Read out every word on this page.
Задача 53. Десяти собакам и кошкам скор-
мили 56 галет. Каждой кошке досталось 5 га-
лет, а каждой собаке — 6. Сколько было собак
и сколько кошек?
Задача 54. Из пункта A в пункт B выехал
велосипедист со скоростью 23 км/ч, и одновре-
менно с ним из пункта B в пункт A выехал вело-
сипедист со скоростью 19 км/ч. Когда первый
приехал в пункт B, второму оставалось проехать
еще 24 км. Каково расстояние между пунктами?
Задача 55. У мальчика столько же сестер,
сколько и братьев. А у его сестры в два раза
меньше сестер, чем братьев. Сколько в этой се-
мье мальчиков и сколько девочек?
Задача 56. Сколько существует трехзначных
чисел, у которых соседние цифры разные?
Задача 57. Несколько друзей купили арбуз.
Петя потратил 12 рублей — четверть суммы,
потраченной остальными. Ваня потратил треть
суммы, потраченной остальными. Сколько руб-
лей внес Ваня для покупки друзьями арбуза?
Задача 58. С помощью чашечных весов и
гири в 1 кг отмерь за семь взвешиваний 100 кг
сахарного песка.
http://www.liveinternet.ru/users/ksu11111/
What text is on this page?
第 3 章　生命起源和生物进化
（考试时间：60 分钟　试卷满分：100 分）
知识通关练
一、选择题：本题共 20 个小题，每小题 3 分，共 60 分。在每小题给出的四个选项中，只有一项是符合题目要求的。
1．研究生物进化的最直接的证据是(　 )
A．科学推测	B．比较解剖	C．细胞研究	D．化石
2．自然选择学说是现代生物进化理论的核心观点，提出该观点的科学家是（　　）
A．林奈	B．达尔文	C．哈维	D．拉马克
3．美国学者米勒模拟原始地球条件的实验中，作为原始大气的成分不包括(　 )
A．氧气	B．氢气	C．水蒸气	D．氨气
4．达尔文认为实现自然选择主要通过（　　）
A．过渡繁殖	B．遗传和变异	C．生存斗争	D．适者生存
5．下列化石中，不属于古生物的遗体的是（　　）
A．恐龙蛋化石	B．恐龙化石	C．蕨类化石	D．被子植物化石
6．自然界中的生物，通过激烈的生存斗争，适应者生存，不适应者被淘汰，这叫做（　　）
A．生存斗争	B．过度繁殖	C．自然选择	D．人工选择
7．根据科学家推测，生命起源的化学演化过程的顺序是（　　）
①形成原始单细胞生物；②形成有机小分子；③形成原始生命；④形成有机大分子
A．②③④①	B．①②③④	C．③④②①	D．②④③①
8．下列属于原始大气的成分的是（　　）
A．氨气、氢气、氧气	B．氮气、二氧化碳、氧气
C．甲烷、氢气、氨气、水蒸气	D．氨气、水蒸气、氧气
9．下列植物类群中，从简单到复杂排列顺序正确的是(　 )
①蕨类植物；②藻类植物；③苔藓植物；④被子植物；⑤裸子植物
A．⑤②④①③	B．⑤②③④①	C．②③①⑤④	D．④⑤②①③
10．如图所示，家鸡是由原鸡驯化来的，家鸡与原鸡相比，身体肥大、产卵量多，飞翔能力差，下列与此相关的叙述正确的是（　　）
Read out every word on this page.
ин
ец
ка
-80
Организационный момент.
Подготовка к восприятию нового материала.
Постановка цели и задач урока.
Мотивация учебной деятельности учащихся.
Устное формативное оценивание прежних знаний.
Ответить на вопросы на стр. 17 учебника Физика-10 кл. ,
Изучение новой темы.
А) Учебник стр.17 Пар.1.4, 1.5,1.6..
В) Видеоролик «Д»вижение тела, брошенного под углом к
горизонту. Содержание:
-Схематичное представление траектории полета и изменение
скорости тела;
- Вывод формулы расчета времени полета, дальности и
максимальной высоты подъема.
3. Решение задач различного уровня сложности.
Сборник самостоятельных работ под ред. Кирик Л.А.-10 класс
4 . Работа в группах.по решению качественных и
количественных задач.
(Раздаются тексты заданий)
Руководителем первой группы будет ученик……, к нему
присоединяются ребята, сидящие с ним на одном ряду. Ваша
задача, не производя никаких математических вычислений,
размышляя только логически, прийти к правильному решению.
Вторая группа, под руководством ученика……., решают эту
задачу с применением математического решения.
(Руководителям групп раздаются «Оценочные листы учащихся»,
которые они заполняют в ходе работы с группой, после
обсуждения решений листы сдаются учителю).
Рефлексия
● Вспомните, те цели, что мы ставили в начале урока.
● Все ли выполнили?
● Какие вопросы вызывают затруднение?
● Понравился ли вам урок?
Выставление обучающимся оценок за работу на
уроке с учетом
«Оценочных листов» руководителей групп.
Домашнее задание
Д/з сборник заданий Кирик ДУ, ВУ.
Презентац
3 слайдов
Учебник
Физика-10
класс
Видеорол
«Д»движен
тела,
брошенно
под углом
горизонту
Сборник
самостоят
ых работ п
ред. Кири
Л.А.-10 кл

───

Pull out each record as written and restate it exactly.

- **ANSWER TO THIS EXERCISE**
Read out every word on this page.
Задача 53. Десяти собакам и кошкам скор-
мили 56 галет. Каждой кошке досталось 5 га-
лет, а каждой собаке — 6. Сколько было собак
и сколько кошек?
Задача 54. Из пункта A в пункт B выехал
велосипедист со скоростью 23 км/ч, и одновре-
менно с ним из пункта B в пункт A выехал вело-
сипедист со скоростью 19 км/ч. Когда первый
приехал в пункт B, второму оставалось проехать
еще 24 км. Каково расстояние между пунктами?
Задача 55. У мальчика столько же сестер,
сколько и братьев. А у его сестры в два раза
меньше сестер, чем братьев. Сколько в этой се-
мье мальчиков и сколько девочек?
Задача 56. Сколько существует трехзначных
чисел, у которых соседние цифры разные?
Задача 57. Несколько друзей купили арбуз.
Петя потратил 12 рублей — четверть суммы,
потраченной остальными. Ваня потратил треть
суммы, потраченной остальными. Сколько руб-
лей внес Ваня для покупки друзьями арбуза?
Задача 58. С помощью чашечных весов и
гири в 1 кг отмерь за семь взвешиваний 100 кг
сахарного песка.
http://www.liveinternet.ru/users/ksu11111/
What text is on this page?
第 3 章　生命起源和生物进化
（考试时间：60 分钟　试卷满分：100 分）
知识通关练
一、选择题：本题共 20 个小题，每小题 3 分，共 60 分。在每小题给出的四个选项中，只有一项是符合题目要求的。
1．研究生物进化的最直接的证据是(　 )
A．科学推测	B．比较解剖	C．细胞研究	D．化石
2．自然选择学说是现代生物进化理论的核心观点，提出该观点的科学家是（　　）
A．林奈	B．达尔文	C．哈维	D．拉马克
3．美国学者米勒模拟原始地球条件的实验中，作为原始大气的成分不包括(　 )
A．氧气	B．氢气	C．水蒸气	D．氨气
4．达尔文认为实现自然选择主要通过（　　）
A．过渡繁殖	B．遗传和变异	C．生存斗争	D．适者生存
5．下列化石中，不属于古生物的遗体的是（　　）
A．恐龙蛋化石	B．恐龙化石	C．蕨类化石	D．被子植物化石
6．自然界中的生物，通过激烈的生存斗争，适应者生存，不适应者被淘汰，这叫做（　　）
A．生存斗争	B．过度繁殖	C．自然选择	D．人工选择
7．根据科学家推测，生命起源的化学演化过程的顺序是（　　）
①形成原始单细胞生物；②形成有机小分子；③形成原始生命；④形成有机大分子
A．②③④①	B．①②③④	C．③④②①	D．②④③①
8．下列属于原始大气的成分的是（　　）
A．氨气、氢气、氧气	B．氮气、二氧化碳、氧气
C．甲烷、氢气、氨气、水蒸气	D．氨气、水蒸气、氧气
9．下列植物类群中，从简单到复杂排列顺序正确的是(　 )
①蕨类植物；②藻类植物；③苔藓植物；④被子植物；⑤裸子植物
A．⑤②④①③	B．⑤②③④①	C．②③①⑤④	D．④⑤②①③
10．如图所示，家鸡是由原鸡驯化来的，家鸡与原鸡相比，身体肥大、产卵量多，飞翔能力差，下列与此相关的叙述正确的是（　　）
Read out every word on this page.
ин
ец
ка
-80
Организационный момент.
Подготовка к восприятию нового материала.
Постановка цели и задач урока.
Мотивация учебной деятельности учащихся.
Устное формативное оценивание прежних знаний.
Ответить на вопросы на стр. 17 учебника Физика-10 кл. ,
Изучение новой темы.
А) Учебник стр.17 Пар.1.4, 1.5,1.6..
В) Видеоролик «Д»вижение тела, брошенного под углом к
горизонту. Содержание:
-Схематичное представление траектории полета и изменение
скорости тела;
- Вывод формулы расчета времени полета, дальности и
максимальной высоты подъема.
3. Решение задач различного уровня сложности.
Сборник самостоятельных работ под ред. Кирик Л.А.-10 класс
4 . Работа в группах.по решению качественных и
количественных задач.
(Раздаются тексты заданий)
Руководителем первой группы будет ученик……, к нему
присоединяются ребята, сидящие с ним на одном ряду. Ваша
задача, не производя никаких математических вычислений,
размышляя только логически, прийти к правильному решению.
Вторая группа, под руководством ученика……., решают эту
задачу с применением математического решения.
(Руководителям групп раздаются «Оценочные листы учащихся»,
которые они заполняют в ходе работы с группой, после
обсуждения решений листы сдаются учителю).
Рефлексия
● Вспомните, те цели, что мы ставили в начале урока.
● Все ли выполнили?
● Какие вопросы вызывают затруднение?
● Понравился ли вам урок?
Выставление обучающимся оценок за работу на
уроке с учетом
«Оценочных листов» руководителей групп.
Домашнее задание
Д/з сборник заданий Кирик ДУ, ВУ.
Презентац
3 слайдов
Учебник
Физика-10
класс
Видеорол
«Д»движен
тела,
брошенно
под углом
горизонту
Сборник
самостоят
ых работ п
ред. Кири
Л.А.-10 кл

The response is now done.